[Dataset items]
--

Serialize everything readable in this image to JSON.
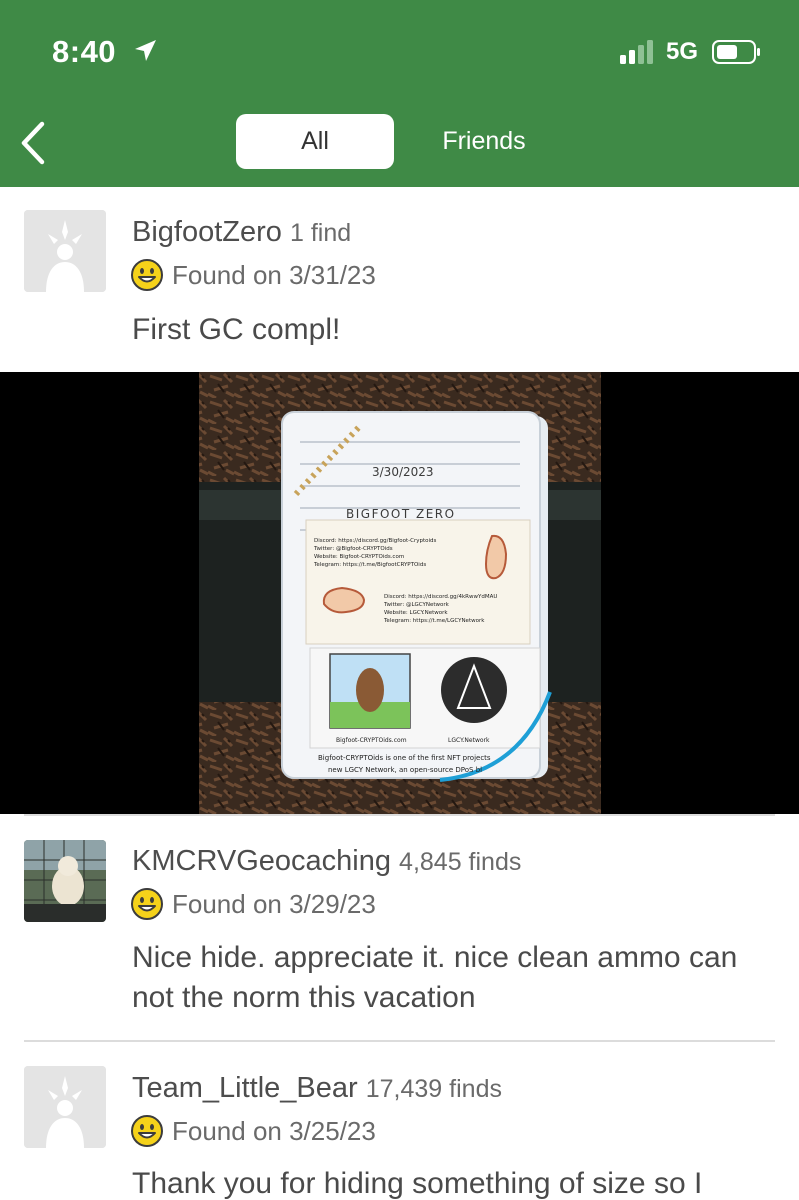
{
  "status_bar": {
    "time": "8:40",
    "network": "5G"
  },
  "nav": {
    "back_icon": "chevron-left-icon",
    "tabs": [
      {
        "label": "All",
        "selected": true
      },
      {
        "label": "Friends",
        "selected": false
      }
    ]
  },
  "logs": [
    {
      "username": "BigfootZero",
      "finds": "1 find",
      "found": "Found on 3/31/23",
      "text": "First GC compl!",
      "avatar": "default-avatar-icon"
    },
    {
      "username": "KMCRVGeocaching",
      "finds": "4,845 finds",
      "found": "Found on 3/29/23",
      "text": "Nice hide. appreciate it. nice clean ammo can not the norm this vacation",
      "avatar": "dog-photo-avatar"
    },
    {
      "username": "Team_Little_Bear",
      "finds": "17,439 finds",
      "found": "Found on 3/25/23",
      "text": "Thank you for hiding something of size so I",
      "avatar": "default-avatar-icon"
    }
  ],
  "photo": {
    "log_date": "3/30/2023",
    "signature": "BIGFOOT ZERO",
    "card_top_lines": [
      "Discord: https://discord.gg/Bigfoot-Cryptoids",
      "Twitter: @Bigfoot-CRYPTOids",
      "Website: Bigfoot-CRYPTOids.com",
      "Telegram: https://t.me/BigfootCRYPTOids"
    ],
    "card_bottom_lines": [
      "Discord: https://discord.gg/4kRwwYdMAU",
      "Twitter: @LGCYNetwork",
      "Website: LGCY.Network",
      "Telegram: https://t.me/LGCYNetwork"
    ],
    "sticker_left_caption": "Bigfoot-CRYPTOids.com",
    "sticker_right_caption": "LGCY.Network",
    "bottom_text_1": "Bigfoot-CRYPTOids is one of the first NFT projects",
    "bottom_text_2": "new LGCY Network, an open-source DPoS bl"
  },
  "colors": {
    "header_green": "#3f8a46",
    "smiley_yellow": "#f5d21a"
  }
}
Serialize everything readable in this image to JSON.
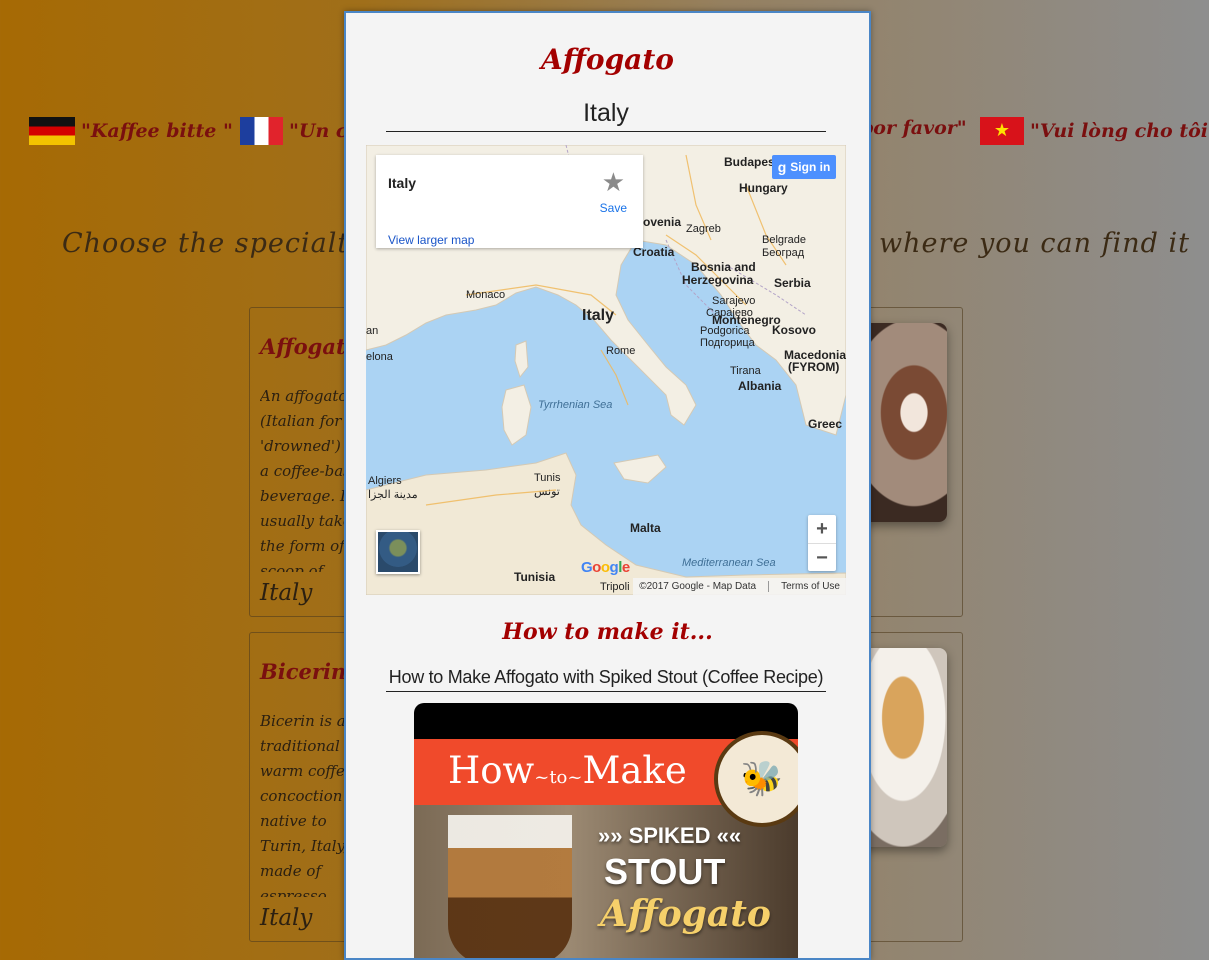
{
  "languages": [
    {
      "flag": "germany-flag",
      "text": "\"Kaffee bitte \""
    },
    {
      "flag": "france-flag",
      "text": "\"Un ca"
    },
    {
      "flag": "",
      "text": "por favor\""
    },
    {
      "flag": "vietnam-flag",
      "text": "\"Vui lòng cho tôi"
    }
  ],
  "tagline": {
    "left": "Choose the specialty cof",
    "right": "where you can find it"
  },
  "cards": [
    {
      "title": "Affogato",
      "description": "An affogato (Italian for 'drowned') is a coffee-based beverage. It usually takes the form of a scoop of vanilla gelato or ice cream topped with a shot of hot espresso. Some variations",
      "country": "Italy"
    },
    {
      "title": "Bicerin",
      "description": "Bicerin is a traditional warm coffee concoction native to Turin, Italy, made of espresso, drinking chocolate and whole milk served layered in a small rounded glass",
      "country": "Italy"
    }
  ],
  "modal": {
    "title": "Affogato",
    "country": "Italy",
    "map": {
      "place_name": "Italy",
      "save_label": "Save",
      "view_larger": "View larger map",
      "sign_in": "Sign in",
      "zoom_in": "+",
      "zoom_out": "−",
      "attribution": "©2017 Google - Map Data",
      "terms": "Terms of Use",
      "labels": {
        "budapest": "Budapest",
        "hungary": "Hungary",
        "slovenia": "ovenia",
        "zagreb": "Zagreb",
        "belgrade": "Belgrade",
        "belgrade_cyr": "Београд",
        "croatia": "Croatia",
        "serbia": "Serbia",
        "bosnia": "Bosnia and",
        "herzegovina": "Herzegovina",
        "sarajevo": "Sarajevo",
        "sarajevo_cyr": "Сарајево",
        "monaco": "Monaco",
        "italy": "Italy",
        "rome": "Rome",
        "montenegro": "Montenegro",
        "podgorica": "Podgorica",
        "podgorica_cyr": "Подгорица",
        "kosovo": "Kosovo",
        "macedonia": "Macedonia",
        "fyrom": "(FYROM)",
        "tirana": "Tirana",
        "albania": "Albania",
        "greece": "Greec",
        "barcelona": "elona",
        "tyrrhenian": "Tyrrhenian Sea",
        "algiers": "Algiers",
        "algiers_ar": "الجزائر",
        "tunis": "Tunis",
        "tunis_ar": "تونس",
        "algeria_ar": "مدينة الجزا",
        "malta": "Malta",
        "mediterranean": "Mediterranean Sea",
        "tunisia": "Tunisia",
        "tripoli": "Tripoli",
        "ana": "an"
      }
    },
    "how_to_heading": "How to make it...",
    "video": {
      "title": "How to Make Affogato with Spiked Stout (Coffee Recipe)",
      "banner_text_1": "How",
      "banner_text_2": "to",
      "banner_text_3": "Make",
      "line1": "»» SPIKED ««",
      "line2": "STOUT",
      "line3": "Affogato",
      "watermark": "MakeBees"
    }
  },
  "colors": {
    "accent": "#a30000",
    "modal_border": "#4a86c6",
    "map_water": "#abd3f3"
  }
}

--

REQUIREMENT:
Copy each line in the data that holds the word "finds".

COMPLETED EXERCISE:
      "finds": "1 find",
      "finds": "4,845 finds",
      "finds": "17,439 finds",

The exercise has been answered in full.